**Written instruction:**
Repeat every record below exactly, leaving out the pictures.
-- Start Extracted data --
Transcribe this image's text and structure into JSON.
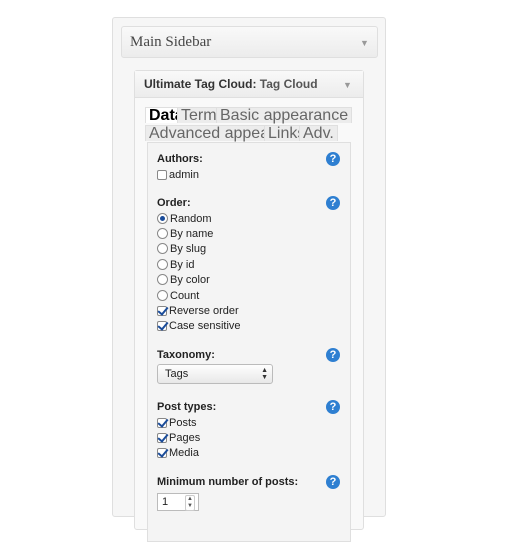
{
  "sidebar": {
    "title": "Main Sidebar"
  },
  "widget": {
    "title_prefix": "Ultimate Tag Cloud:",
    "title_name": "Tag Cloud"
  },
  "tabs": [
    {
      "label": "Data",
      "active": true
    },
    {
      "label": "Terms",
      "active": false
    },
    {
      "label": "Basic appearance",
      "active": false
    },
    {
      "label": "Advanced appearance",
      "active": false
    },
    {
      "label": "Links",
      "active": false
    },
    {
      "label": "Adv.",
      "active": false
    }
  ],
  "help_icon": "?",
  "authors": {
    "label": "Authors:",
    "options": [
      {
        "label": "admin",
        "checked": false
      }
    ]
  },
  "order": {
    "label": "Order:",
    "radios": [
      {
        "label": "Random",
        "checked": true
      },
      {
        "label": "By name",
        "checked": false
      },
      {
        "label": "By slug",
        "checked": false
      },
      {
        "label": "By id",
        "checked": false
      },
      {
        "label": "By color",
        "checked": false
      },
      {
        "label": "Count",
        "checked": false
      }
    ],
    "checkboxes": [
      {
        "label": "Reverse order",
        "checked": true
      },
      {
        "label": "Case sensitive",
        "checked": true
      }
    ]
  },
  "taxonomy": {
    "label": "Taxonomy:",
    "selected": "Tags"
  },
  "post_types": {
    "label": "Post types:",
    "options": [
      {
        "label": "Posts",
        "checked": true
      },
      {
        "label": "Pages",
        "checked": true
      },
      {
        "label": "Media",
        "checked": true
      }
    ]
  },
  "min_posts": {
    "label": "Minimum number of posts:",
    "value": "1"
  }
}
-- End Extracted data --
**Task output:**
Transcribe this image's text and structure into JSON.
{
  "sidebar": {
    "title": "Main Sidebar"
  },
  "widget": {
    "title_prefix": "Ultimate Tag Cloud:",
    "title_name": "Tag Cloud"
  },
  "tabs": [
    {
      "label": "Data",
      "active": true
    },
    {
      "label": "Terms",
      "active": false
    },
    {
      "label": "Basic appearance",
      "active": false
    },
    {
      "label": "Advanced appearance",
      "active": false
    },
    {
      "label": "Links",
      "active": false
    },
    {
      "label": "Adv.",
      "active": false
    }
  ],
  "help_icon": "?",
  "authors": {
    "label": "Authors:",
    "options": [
      {
        "label": "admin",
        "checked": false
      }
    ]
  },
  "order": {
    "label": "Order:",
    "radios": [
      {
        "label": "Random",
        "checked": true
      },
      {
        "label": "By name",
        "checked": false
      },
      {
        "label": "By slug",
        "checked": false
      },
      {
        "label": "By id",
        "checked": false
      },
      {
        "label": "By color",
        "checked": false
      },
      {
        "label": "Count",
        "checked": false
      }
    ],
    "checkboxes": [
      {
        "label": "Reverse order",
        "checked": true
      },
      {
        "label": "Case sensitive",
        "checked": true
      }
    ]
  },
  "taxonomy": {
    "label": "Taxonomy:",
    "selected": "Tags"
  },
  "post_types": {
    "label": "Post types:",
    "options": [
      {
        "label": "Posts",
        "checked": true
      },
      {
        "label": "Pages",
        "checked": true
      },
      {
        "label": "Media",
        "checked": true
      }
    ]
  },
  "min_posts": {
    "label": "Minimum number of posts:",
    "value": "1"
  }
}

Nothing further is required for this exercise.